» **What you should do**:
Each entry must appear again exactly as it does in the source.

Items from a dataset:

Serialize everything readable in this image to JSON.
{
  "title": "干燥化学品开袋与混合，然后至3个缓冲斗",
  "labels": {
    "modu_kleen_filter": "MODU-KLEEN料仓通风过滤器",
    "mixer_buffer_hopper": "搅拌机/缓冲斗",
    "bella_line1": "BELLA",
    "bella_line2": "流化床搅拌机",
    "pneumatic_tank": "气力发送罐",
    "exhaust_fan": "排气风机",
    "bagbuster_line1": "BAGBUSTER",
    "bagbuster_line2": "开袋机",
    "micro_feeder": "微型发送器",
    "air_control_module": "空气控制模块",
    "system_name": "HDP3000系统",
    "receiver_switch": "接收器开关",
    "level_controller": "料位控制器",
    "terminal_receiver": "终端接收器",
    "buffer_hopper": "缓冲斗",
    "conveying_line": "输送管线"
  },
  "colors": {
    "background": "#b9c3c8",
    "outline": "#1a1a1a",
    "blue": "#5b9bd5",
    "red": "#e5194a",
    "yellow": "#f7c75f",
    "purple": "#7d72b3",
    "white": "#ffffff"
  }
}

» **Completed exercise**:
Serialize everything readable in this image to JSON.
{
  "title": "干燥化学品开袋与混合，然后至3个缓冲斗",
  "labels": {
    "modu_kleen_filter": "MODU-KLEEN料仓通风过滤器",
    "mixer_buffer_hopper": "搅拌机/缓冲斗",
    "bella_line1": "BELLA",
    "bella_line2": "流化床搅拌机",
    "pneumatic_tank": "气力发送罐",
    "exhaust_fan": "排气风机",
    "bagbuster_line1": "BAGBUSTER",
    "bagbuster_line2": "开袋机",
    "micro_feeder": "微型发送器",
    "air_control_module": "空气控制模块",
    "system_name": "HDP3000系统",
    "receiver_switch": "接收器开关",
    "level_controller": "料位控制器",
    "terminal_receiver": "终端接收器",
    "buffer_hopper": "缓冲斗",
    "conveying_line": "输送管线"
  },
  "colors": {
    "background": "#b9c3c8",
    "outline": "#1a1a1a",
    "blue": "#5b9bd5",
    "red": "#e5194a",
    "yellow": "#f7c75f",
    "purple": "#7d72b3",
    "white": "#ffffff"
  }
}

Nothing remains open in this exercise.